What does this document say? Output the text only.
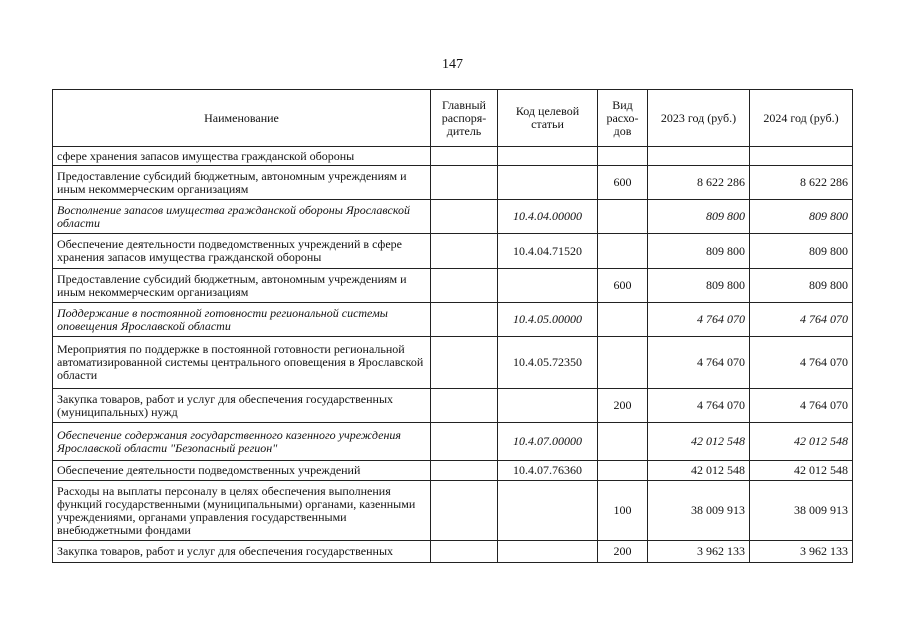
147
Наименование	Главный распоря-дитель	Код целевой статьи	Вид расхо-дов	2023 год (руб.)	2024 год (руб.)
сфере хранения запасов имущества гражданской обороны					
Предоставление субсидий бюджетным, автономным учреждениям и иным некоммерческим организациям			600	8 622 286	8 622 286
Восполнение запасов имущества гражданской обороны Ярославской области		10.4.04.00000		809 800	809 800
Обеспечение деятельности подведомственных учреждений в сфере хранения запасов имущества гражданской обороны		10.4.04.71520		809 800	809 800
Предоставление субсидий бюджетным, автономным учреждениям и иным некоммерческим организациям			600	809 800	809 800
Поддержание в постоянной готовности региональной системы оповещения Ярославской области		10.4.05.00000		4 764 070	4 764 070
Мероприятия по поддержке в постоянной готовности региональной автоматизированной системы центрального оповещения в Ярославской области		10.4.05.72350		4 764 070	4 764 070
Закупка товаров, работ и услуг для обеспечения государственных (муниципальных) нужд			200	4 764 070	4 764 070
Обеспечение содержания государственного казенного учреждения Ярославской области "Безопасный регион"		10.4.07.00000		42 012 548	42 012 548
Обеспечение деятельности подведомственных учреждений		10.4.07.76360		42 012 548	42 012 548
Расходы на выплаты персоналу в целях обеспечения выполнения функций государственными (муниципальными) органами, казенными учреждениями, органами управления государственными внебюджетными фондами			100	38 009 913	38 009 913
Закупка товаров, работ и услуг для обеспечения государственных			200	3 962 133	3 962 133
····················
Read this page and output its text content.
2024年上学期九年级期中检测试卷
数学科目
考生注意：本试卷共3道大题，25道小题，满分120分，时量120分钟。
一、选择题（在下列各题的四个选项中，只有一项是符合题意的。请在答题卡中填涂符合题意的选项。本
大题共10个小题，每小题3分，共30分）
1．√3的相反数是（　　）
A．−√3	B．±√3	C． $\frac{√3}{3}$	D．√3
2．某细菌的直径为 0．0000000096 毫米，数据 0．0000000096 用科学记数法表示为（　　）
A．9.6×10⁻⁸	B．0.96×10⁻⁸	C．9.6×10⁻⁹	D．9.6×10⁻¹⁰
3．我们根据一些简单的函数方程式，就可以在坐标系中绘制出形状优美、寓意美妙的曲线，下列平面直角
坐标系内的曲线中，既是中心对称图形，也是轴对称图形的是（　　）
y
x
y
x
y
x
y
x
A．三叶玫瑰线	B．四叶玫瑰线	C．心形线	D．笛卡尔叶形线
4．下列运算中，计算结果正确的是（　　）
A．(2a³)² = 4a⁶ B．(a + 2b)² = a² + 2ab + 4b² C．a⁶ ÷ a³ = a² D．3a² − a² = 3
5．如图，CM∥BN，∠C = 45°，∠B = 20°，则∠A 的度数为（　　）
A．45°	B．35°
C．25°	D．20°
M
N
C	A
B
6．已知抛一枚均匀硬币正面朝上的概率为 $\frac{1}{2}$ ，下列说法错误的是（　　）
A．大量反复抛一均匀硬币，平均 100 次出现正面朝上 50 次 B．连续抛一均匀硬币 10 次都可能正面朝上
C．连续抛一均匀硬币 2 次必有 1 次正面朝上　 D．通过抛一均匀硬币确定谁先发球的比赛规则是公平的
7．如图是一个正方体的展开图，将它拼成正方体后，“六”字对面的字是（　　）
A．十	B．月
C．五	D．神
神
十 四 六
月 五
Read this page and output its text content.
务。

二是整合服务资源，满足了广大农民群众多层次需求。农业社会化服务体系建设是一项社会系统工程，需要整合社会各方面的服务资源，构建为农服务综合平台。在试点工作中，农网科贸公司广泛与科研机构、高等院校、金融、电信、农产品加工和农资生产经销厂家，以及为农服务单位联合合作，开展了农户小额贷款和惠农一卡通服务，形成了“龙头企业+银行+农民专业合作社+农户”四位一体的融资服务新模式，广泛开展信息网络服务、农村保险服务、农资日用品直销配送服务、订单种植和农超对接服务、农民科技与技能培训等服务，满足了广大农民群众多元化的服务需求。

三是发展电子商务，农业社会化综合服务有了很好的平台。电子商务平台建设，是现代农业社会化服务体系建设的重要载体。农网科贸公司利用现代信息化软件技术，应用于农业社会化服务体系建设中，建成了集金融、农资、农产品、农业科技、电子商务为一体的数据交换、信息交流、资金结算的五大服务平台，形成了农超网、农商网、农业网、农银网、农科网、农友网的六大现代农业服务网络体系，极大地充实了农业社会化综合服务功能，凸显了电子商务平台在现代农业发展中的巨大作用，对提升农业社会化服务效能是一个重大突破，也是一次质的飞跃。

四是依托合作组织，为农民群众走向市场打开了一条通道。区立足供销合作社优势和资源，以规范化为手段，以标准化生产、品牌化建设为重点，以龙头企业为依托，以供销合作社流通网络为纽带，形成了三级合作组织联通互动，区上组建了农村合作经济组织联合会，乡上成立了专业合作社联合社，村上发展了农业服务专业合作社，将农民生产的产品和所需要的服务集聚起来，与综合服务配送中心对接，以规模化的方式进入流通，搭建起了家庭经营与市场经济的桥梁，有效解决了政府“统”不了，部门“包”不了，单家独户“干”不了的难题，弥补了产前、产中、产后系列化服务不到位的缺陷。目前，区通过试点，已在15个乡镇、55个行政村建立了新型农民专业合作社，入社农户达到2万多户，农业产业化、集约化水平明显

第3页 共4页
····················
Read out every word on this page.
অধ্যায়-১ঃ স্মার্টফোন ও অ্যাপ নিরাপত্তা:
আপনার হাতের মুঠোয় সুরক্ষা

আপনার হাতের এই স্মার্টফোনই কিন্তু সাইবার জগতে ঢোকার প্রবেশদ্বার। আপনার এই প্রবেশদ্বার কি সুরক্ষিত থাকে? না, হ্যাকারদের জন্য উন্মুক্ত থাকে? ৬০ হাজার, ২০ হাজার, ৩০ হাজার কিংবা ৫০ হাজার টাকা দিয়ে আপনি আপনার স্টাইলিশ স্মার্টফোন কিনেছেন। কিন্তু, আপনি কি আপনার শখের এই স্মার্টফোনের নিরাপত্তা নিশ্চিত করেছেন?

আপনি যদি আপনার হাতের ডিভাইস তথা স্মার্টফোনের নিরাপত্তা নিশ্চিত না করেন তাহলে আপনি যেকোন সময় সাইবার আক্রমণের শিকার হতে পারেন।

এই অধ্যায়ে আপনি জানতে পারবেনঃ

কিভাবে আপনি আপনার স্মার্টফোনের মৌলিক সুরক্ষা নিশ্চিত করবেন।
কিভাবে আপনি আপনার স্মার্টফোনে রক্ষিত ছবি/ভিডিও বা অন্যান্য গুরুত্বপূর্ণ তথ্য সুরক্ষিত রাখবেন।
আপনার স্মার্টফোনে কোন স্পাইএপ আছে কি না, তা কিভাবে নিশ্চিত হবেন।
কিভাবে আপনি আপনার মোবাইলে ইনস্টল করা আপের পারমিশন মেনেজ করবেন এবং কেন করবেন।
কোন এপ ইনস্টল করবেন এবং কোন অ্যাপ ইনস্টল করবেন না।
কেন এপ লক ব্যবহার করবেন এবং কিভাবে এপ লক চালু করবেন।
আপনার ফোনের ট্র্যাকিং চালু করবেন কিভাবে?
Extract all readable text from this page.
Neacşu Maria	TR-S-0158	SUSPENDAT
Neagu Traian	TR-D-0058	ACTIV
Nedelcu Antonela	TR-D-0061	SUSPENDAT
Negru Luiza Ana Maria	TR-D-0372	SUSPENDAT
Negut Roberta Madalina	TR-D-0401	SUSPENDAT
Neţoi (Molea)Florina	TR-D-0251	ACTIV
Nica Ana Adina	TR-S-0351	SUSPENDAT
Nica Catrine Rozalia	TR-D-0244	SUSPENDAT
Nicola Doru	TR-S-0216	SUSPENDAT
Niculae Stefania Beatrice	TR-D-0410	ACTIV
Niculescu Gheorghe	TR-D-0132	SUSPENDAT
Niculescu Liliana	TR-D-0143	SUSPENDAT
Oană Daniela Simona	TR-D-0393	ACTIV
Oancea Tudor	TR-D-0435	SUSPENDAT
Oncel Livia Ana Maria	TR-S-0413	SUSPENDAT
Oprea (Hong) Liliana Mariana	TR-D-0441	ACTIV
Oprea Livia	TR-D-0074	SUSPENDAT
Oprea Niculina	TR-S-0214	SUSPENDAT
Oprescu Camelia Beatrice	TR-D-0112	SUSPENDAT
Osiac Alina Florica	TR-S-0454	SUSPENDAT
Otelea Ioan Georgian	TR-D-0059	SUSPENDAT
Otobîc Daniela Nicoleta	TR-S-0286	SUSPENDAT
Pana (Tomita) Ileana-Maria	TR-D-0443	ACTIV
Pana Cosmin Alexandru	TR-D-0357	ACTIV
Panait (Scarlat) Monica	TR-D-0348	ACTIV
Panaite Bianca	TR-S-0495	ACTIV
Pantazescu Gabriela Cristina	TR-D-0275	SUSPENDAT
····················
Set exercise
Copy out all lines from the material above that contain the string "региональной".

In response
Поддержание в постоянной готовности региональной системы оповещения Ярославской области		10.4.05.00000		4 764 070	4 764 070
Мероприятия по поддержке в постоянной готовности региональной автоматизированной системы центрального оповещения в Ярославской области		10.4.05.72350		4 764 070	4 764 070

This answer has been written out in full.